▶ _OBJECTIVE_
Write the data out again in full, with no departure from the original.
[START DATA LISTING]
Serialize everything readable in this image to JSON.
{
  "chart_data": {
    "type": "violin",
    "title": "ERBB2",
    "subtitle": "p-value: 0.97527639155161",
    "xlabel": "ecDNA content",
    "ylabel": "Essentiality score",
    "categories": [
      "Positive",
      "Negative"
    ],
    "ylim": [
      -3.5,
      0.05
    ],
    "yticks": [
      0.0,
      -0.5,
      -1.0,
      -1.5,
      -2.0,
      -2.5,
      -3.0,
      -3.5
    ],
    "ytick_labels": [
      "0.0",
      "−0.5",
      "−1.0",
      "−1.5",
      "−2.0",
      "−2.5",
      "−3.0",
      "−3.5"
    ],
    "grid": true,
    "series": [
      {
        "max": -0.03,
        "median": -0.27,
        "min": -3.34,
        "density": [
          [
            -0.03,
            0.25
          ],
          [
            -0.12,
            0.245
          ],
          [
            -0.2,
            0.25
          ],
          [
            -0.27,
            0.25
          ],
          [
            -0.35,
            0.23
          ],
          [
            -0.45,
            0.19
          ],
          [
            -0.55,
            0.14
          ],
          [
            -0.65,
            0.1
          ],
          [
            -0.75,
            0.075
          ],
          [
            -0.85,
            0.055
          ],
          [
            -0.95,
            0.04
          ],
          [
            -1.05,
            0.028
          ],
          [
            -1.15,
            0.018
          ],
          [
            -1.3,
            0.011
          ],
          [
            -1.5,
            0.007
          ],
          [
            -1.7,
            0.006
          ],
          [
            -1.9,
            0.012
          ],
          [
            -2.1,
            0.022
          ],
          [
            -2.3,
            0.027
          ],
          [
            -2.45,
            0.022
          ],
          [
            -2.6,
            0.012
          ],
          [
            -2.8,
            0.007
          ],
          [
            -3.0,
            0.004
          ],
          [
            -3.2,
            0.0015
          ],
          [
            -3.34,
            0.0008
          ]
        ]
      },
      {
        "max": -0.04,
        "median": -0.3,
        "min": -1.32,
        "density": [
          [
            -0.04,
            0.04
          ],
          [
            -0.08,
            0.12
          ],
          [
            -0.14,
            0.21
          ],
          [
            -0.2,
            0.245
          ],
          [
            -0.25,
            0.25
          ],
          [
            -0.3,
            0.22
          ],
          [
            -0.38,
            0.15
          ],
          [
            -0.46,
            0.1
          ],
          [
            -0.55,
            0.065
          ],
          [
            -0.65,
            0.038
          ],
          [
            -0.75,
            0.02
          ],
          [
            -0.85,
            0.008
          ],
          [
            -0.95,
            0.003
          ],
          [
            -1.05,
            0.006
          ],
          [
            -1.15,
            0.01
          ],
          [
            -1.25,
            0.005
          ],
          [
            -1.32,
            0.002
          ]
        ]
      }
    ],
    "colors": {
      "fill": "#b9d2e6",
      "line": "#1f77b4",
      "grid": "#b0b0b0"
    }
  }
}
[END DATA LISTING]
▶ _TASK OUTPUT_
Serialize everything readable in this image to JSON.
{
  "chart_data": {
    "type": "violin",
    "title": "ERBB2",
    "subtitle": "p-value: 0.97527639155161",
    "xlabel": "ecDNA content",
    "ylabel": "Essentiality score",
    "categories": [
      "Positive",
      "Negative"
    ],
    "ylim": [
      -3.5,
      0.05
    ],
    "yticks": [
      0.0,
      -0.5,
      -1.0,
      -1.5,
      -2.0,
      -2.5,
      -3.0,
      -3.5
    ],
    "ytick_labels": [
      "0.0",
      "−0.5",
      "−1.0",
      "−1.5",
      "−2.0",
      "−2.5",
      "−3.0",
      "−3.5"
    ],
    "grid": true,
    "series": [
      {
        "max": -0.03,
        "median": -0.27,
        "min": -3.34,
        "density": [
          [
            -0.03,
            0.25
          ],
          [
            -0.12,
            0.245
          ],
          [
            -0.2,
            0.25
          ],
          [
            -0.27,
            0.25
          ],
          [
            -0.35,
            0.23
          ],
          [
            -0.45,
            0.19
          ],
          [
            -0.55,
            0.14
          ],
          [
            -0.65,
            0.1
          ],
          [
            -0.75,
            0.075
          ],
          [
            -0.85,
            0.055
          ],
          [
            -0.95,
            0.04
          ],
          [
            -1.05,
            0.028
          ],
          [
            -1.15,
            0.018
          ],
          [
            -1.3,
            0.011
          ],
          [
            -1.5,
            0.007
          ],
          [
            -1.7,
            0.006
          ],
          [
            -1.9,
            0.012
          ],
          [
            -2.1,
            0.022
          ],
          [
            -2.3,
            0.027
          ],
          [
            -2.45,
            0.022
          ],
          [
            -2.6,
            0.012
          ],
          [
            -2.8,
            0.007
          ],
          [
            -3.0,
            0.004
          ],
          [
            -3.2,
            0.0015
          ],
          [
            -3.34,
            0.0008
          ]
        ]
      },
      {
        "max": -0.04,
        "median": -0.3,
        "min": -1.32,
        "density": [
          [
            -0.04,
            0.04
          ],
          [
            -0.08,
            0.12
          ],
          [
            -0.14,
            0.21
          ],
          [
            -0.2,
            0.245
          ],
          [
            -0.25,
            0.25
          ],
          [
            -0.3,
            0.22
          ],
          [
            -0.38,
            0.15
          ],
          [
            -0.46,
            0.1
          ],
          [
            -0.55,
            0.065
          ],
          [
            -0.65,
            0.038
          ],
          [
            -0.75,
            0.02
          ],
          [
            -0.85,
            0.008
          ],
          [
            -0.95,
            0.003
          ],
          [
            -1.05,
            0.006
          ],
          [
            -1.15,
            0.01
          ],
          [
            -1.25,
            0.005
          ],
          [
            -1.32,
            0.002
          ]
        ]
      }
    ],
    "colors": {
      "fill": "#b9d2e6",
      "line": "#1f77b4",
      "grid": "#b0b0b0"
    }
  }
}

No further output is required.